Extracted data entries:

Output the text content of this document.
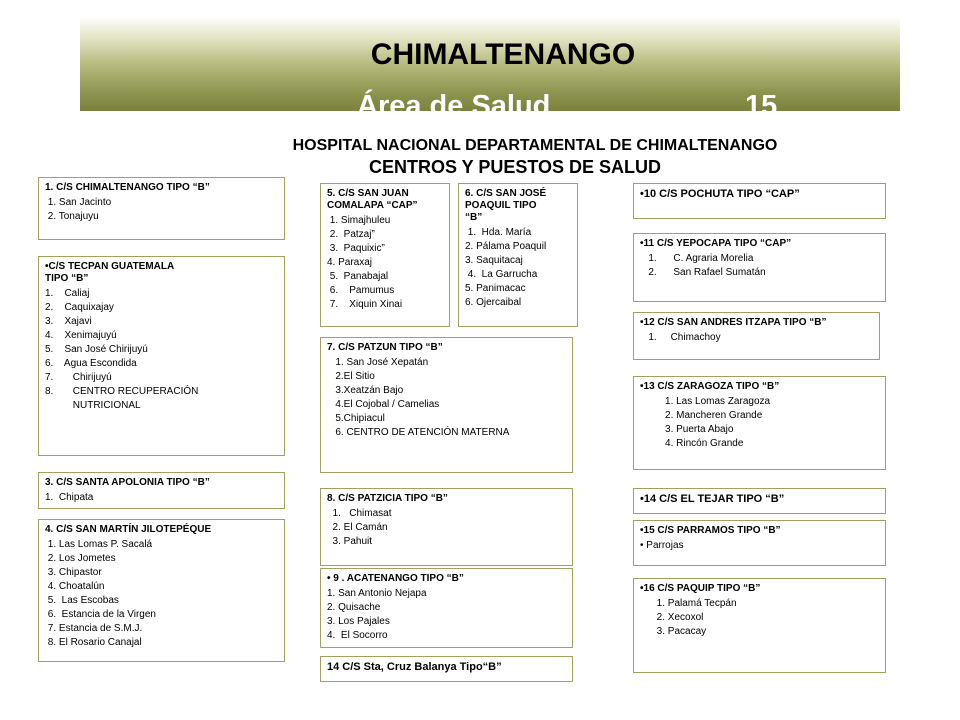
CHIMALTENANGO
Área de Salud	15
HOSPITAL NACIONAL DEPARTAMENTAL DE CHIMALTENANGO
CENTROS Y PUESTOS DE SALUD
1. C/S CHIMALTENANGO TIPO “B”
1. San Jacinto
2. Tonajuyu
•C/S TECPAN GUATEMALA
TIPO “B”
1.    Caliaj
2.    Caquixajay
3.    Xajavi
4.    Xenimajuyú
5.    San José Chirijuyú
6.    Agua Escondida
7.       Chirijuyú
8.       CENTRO RECUPERACIÓN
NUTRICIONAL
3. C/S SANTA APOLONIA TIPO “B”
1.  Chipata
4. C/S SAN MARTÍN JILOTEPÉQUE
1. Las Lomas P. Sacalá
2. Los Jometes
3. Chipastor
4. Choatalún
5.  Las Escobas
6.  Estancia de la Virgen
7. Estancia de S.M.J.
8. El Rosario Canajal
5. C/S SAN JUAN
COMALAPA “CAP”
1. Simajhuleu
2.  Patzaj”
3.  Paquixic”
4. Paraxaj
5.  Panabajal
6.    Pamumus
7.    Xiquin Xinai
6. C/S SAN JOSÉ
POAQUIL TIPO
“B”
1.  Hda. María
2. Pálama Poaquil
3. Saquitacaj
4.  La Garrucha
5. Panimacac
6. Ojercaibal
7. C/S PATZUN TIPO “B”
1. San José Xepatán
2.El Sitio
3.Xeatzán Bajo
4.El Cojobal / Camelias
5.Chipiacul
6. CENTRO DE ATENCIÓN MATERNA
8. C/S PATZICIA TIPO “B”
1.   Chimasat
2. El Camán
3. Pahuit
• 9 . ACATENANGO TIPO “B”
1. San Antonio Nejapa
2. Quisache
3. Los Pajales
4.  El Socorro
14 C/S Sta, Cruz Balanya Tipo“B”
•10 C/S POCHUTA TIPO “CAP”
•11 C/S YEPOCAPA TIPO “CAP”
1.      C. Agraria Morelia
2.      San Rafael Sumatán
•12 C/S SAN ANDRES ITZAPA TIPO “B”
1.     Chimachoy
•13 C/S ZARAGOZA TIPO “B”
1. Las Lomas Zaragoza
2. Mancheren Grande
3. Puerta Abajo
4. Rincón Grande
•14 C/S EL TEJAR TIPO “B”
•15 C/S PARRAMOS TIPO “B”
• Parrojas
•16 C/S PAQUIP TIPO “B”
1. Palamá Tecpán
2. Xecoxol
3. Pacacay
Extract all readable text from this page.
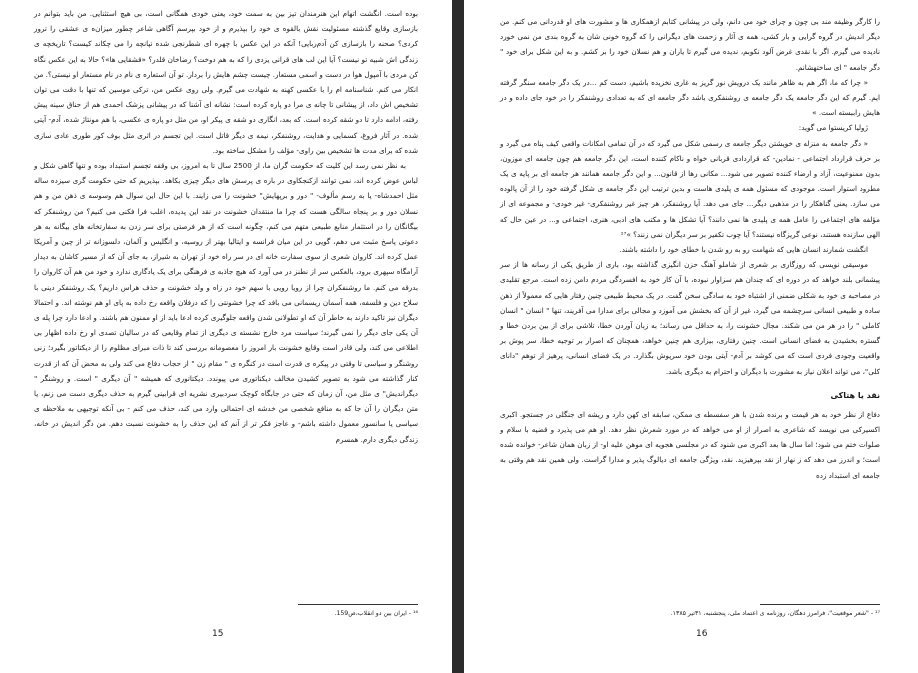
بوده است. انگشت اتهام این هنرمندان تیز بین به سمت خود، یعنی خودی همگانی است، بی هیچ استثنایی. من باید بتوانم در بازسازی وقایع گذشته مسئولیت نقش بالقوه ی خود را بپذیرم و از خود بپرسم آگاهی شاعر چطور میزان‌ه ی عشقی را ترور کردی؟ صحنه را بازسازی کن آدم‌ربایی! آنکه در این عکس با چهره ای شطرنجی شده تپانچه را می چکاند کیست؟ تاریخچه ی زندگی اش شبیه تو نیست؟ آیا این لب های قرانی یزدی را که به هم دوخت؟ رضاخان قلدر؟ «قشقایی ها»؟ حالا به این عکس نگاه کن مردی با آمپول هوا در دست و اسمی مستعار. چیست چشم هایش را بردار. تو آن استعاره ی نام در نام مستعار او نیستی؟. من انکار می کنم. شناسنامه ام را با عکسی کهنه به شهادت می گیرم. ولی روی عکس من، ترکی موسین که تنها با دقت می توان تشخیص اش داد، از پیشانی تا چانه ی مرا دو پاره کرده است: نشانه ای آشنا که در پیشانی پزشک احمدی هم از حناق سینه پیش رفته، ادامه دارد تا دو شقه کرده است. که بعد، انگاری دو شقه ی پیکر او، من مثل دو پاره ی عکسی، با هم مونتاژ شده، آدم- آیتی شده. در آثار فروغ، کسمایی و هدایت، روشنفکر، نیمه ی دیگر قاتل است. این تجسم در اثری مثل بوف کور طوری عادی سازی شده که برای مدت ها تشخیص بین راوی- مؤلف را مشکل ساخته بود.

به نظر نمی رسد این کلیت که حکومت گران ما، از 2500 سال تا به امروز، بی وقفه تجسم استبداد بوده و تنها گاهی شکل و لباس عوض کرده اند، نمی توانند ازکنجکاوی در باره ی پرسش های دیگر چیزی بکاهد. بپذیریم که حتی حکومت گری سیزده ساله مثل احمدشاه- یا به رسم مألوف- " دور و برپهایش" خشونت را می زایند. با این حال این سوال هم وسوسه ی ذهن من و هم نسلان دور و بر پنجاه سالگی هست که چرا ما منتقدان خشونت در نقد این پدیده، اغلب فرا فکنی می کنیم؟ من روشنفکر که بیگانگان را در استثمار منابع طبیعی متهم می کنم، چگونه است که از هر فرصتی برای سر زدن به سفارتخانه های بیگانه به هر دعوتی پاسخ مثبت می دهم، گویی در این میان فرانسه و ایتالیا بهتر از روسیه، و انگلیس و آلمان، دلسوزانه تر از چین و آمریکا عمل کرده اند. کاروان شعری از سوی سفارت خانه ای در سر راه خود از تهران به شیراز، به جای آن که از مسیر کاشان به دیدار آرامگاه سپهری برود، بالعکس سر از نطنز در می آورد که هیچ جاذبه ی فرهنگی برای یک یادگاری ندارد و خود من هم آن کاروان را بدرقه می کنم. ما روشنفکران چرا از رویا رویی با سهم خود در زاه و ولد خشونت و حذف هراس داریم؟ یک روشنفکر دینی با سلاح دین و فلسفه، همه آسمان ریسمانی می بافد که چرا خشونتی را که درفلان واقعه رخ داده به پای او هم نوشته اند. و احتمالا دیگران نیز تاکید دارند به خاطر آن که او تطولانی شدن واقعه جلوگیری کرده ادعا باید از او ممنون هم باشند. و ادعا دارد چرا پله ی آن یکی جای دیگر را نمی گیرند؛ سیاست مرد خارج نشسته ی دیگری از تمام وقایعی که در سالیان تصدی او رخ داده اظهار بی اطلاعی می کند، ولی قادر است وقایع خشونت بار امروز را معصومانه بررسی کند تا ذات مبرای مظلوم را از دیکتاتور بگیرد؛ زنی روشنگر و سیاسی تا وقتی در پیکره ی قدرت است در کنگره ی " مقام زن " از حجاب دفاع می کند ولی به محض آن که از قدرت کنار گذاشته می شود به تصویر کشیدن مخالف دیکتاتوری می پیوندد. دیکتاتوری که همیشه " آن دیگری " است. و روشنگر " دیگراندیش" ی مثل من، آن زمان که حتی در جابگاه کوچک سردبیری نشریه ای قرابینی گیرم به حذف دیگری دست می زنم، یا متن دیگران را آن جا که به منافع شخصی من خدشه ای احتمالی وارد می کند، حذف می کنم - بی آنکه توجیهی به ملاحظه ی سیاسی یا سانسور معمول داشته باشم- و عاجز فکر تر از آنم که این حذف را به خشونت نسبت دهم. من دگر اندیش در خانه، زندگی دیگری دارم. همسرم

¹⁶ - ایران بین دو انقلاب،ص159.
15

را کارگر وظیفه مند بی چون و چرای خود می دانم، ولی در پیشانی کتابم ازهمکاری ها و مشورت های او قدردانی می کنم. من دیگر اندیش در گروه گرایی و بار کشی، همه ی آثار و زحمت های دیگرانی را که گروه خونی شان به گروه بندی من نمی خورد نادیده می گیرم. اگر با نقدی غرض آلود نکوبم، ندیده می گیرم تا یاران و هم نسلان خود را بر کشم. و به این شکل برای خود " دگر جامعه " ای ساختهشانم.

« چرا که ما، اگر هم به ظاهر مانند یک درویش نور گریز به غاری نخزیده باشیم، دست کم ...در یک دگر جامعه سنگر گرفته ایم. گیرم که این دگر جامعه یک دگر جامعه ی روشنفکری باشد دگر جامعه ای که به تعدادی روشنفکر را در خود جای داده و در هایش راببسته است. »

ژولیا کریستوا می گوید:

« دگر جامعه به منزله ی خویشتن دیگر جامعه ی رسمی شکل می گیرد که در آن تمامی امکانات واقعی کیف پناه می گیرد و بر حرف قرارداد اجتماعی - نمادین- که قراردادی قربانی خواه و ناکام کننده است، این دگر جامعه هم چون جامعه ای موزون، بدون ممنوعیت، آزاد و ارضاء کننده تصویر می شود... مکانی رها از قانون... و این دگر جامعه همانند هر جامعه ای بر پایه ی یک مطرود استوار است. موجودی که مسئول همه ی پلیدی هاست و بدین ترتیب این دگر جامعه ی شکل گرفته خود را از آن پالوده می سازد. یعنی گناهکار را در مذهبی دیگر... جای می دهد. آیا روشنفکر، هر چیز غیر روشنفکری- غیر خودی- و مجموعه ای از مؤلفه های اجتماعی را عامل همه ی پلیدی ها نمی دانند؟ آیا تشکل ها و مکتب های ادبی، هنری، اجتماعی و... در عین حال که الهی سازنده هستند، نوعی گریزگاه نیستند؟ آیا چوب تکفیر بر سر دیگران نمی زنند؟ »¹⁷

انگشت شمارند انسان هایی که شهامت رو به رو شدن با خطای خود را داشته باشند.

موسیقی نویسی که روزگاری بر شعری از شاملو آهنگ حزن انگیزی گذاشته بود، باری از طریق یکی از رسانه ها از سر پیشمانی بلند خواهد که در دوره ای که چندان هم سزاوار نبوده، با آن کار خود به افسردگی مردم دامن زده است. مرجع تقلیدی در مصاحبه ی خود به شکلی ضمنی از اشتباه خود به سادگی سخن گفت. در یک محیط طبیعی چنین رفتار هایی که معمولاً از ذهن ساده و طبیعی انسانی سرچشمه می گیرد، غیر از آن که بخشش می آموزد و مجالی برای مدارا می آفریند، تنها " انسان " انسان کاملی " را در هر من می شکند. مجال خشونت را، به حداقل می رساند؛ به زبان آوردن خطا، تلاشی برای از بین بردن خطا و گستره بخشیدن به فضای انسانی است. چنین رفتاری، بیزاری هم چنین خواهد، همچنان که اصرار بر توجیه خطا، سر پوش بر واقعیت وجودی فردی است که می کوشد بر آدم- آیتی بودن خود سرپوش بگذارد. در یک فضای انسانی، پرهیز از توهم "دانای کلی"، می تواند اعلان نیاز به مشورت با دیگران و احترام به دیگری باشد.

نقد یا هتاکی

دفاع از نظر خود به هر قیمت و برنده شدن با هر سفسطه ی ممکن، سابقه ای کهن دارد و ریشه ای جنگلی در جستجو. اکبری اکسیرکی می نویسد که شاعری به اصرار از او می خواهد که در مورد شعرش نظر دهد. او هم می پذیرد و قضیه با سلام و صلوات ختم می شود؛ اما سال ها بعد اکبری می شنود که در مجلسی هجویه ای موهن علیه او- از زبان همان شاعر- خوانده شده است؛ و اندرز می دهد که ز نهار از نقد بپرهیزید. نقد، ویژگی جامعه ای دیالوگ پذیر و مدارا گراست. ولی همین نقد هم وقتی به جامعه ای استبداد زده

¹⁷ - "شعر موقعیت"، فرامرز دهگان، روزنامه ی اعتماد ملی، پنجشنبه، ۳۱تیر ۱۳۸۵.
16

JOB.
Gather each line in the data that holds the string "Estancia".

RESPONSE TO THE EXERCISE.
6.  Estancia de la Virgen
7. Estancia de S.M.J.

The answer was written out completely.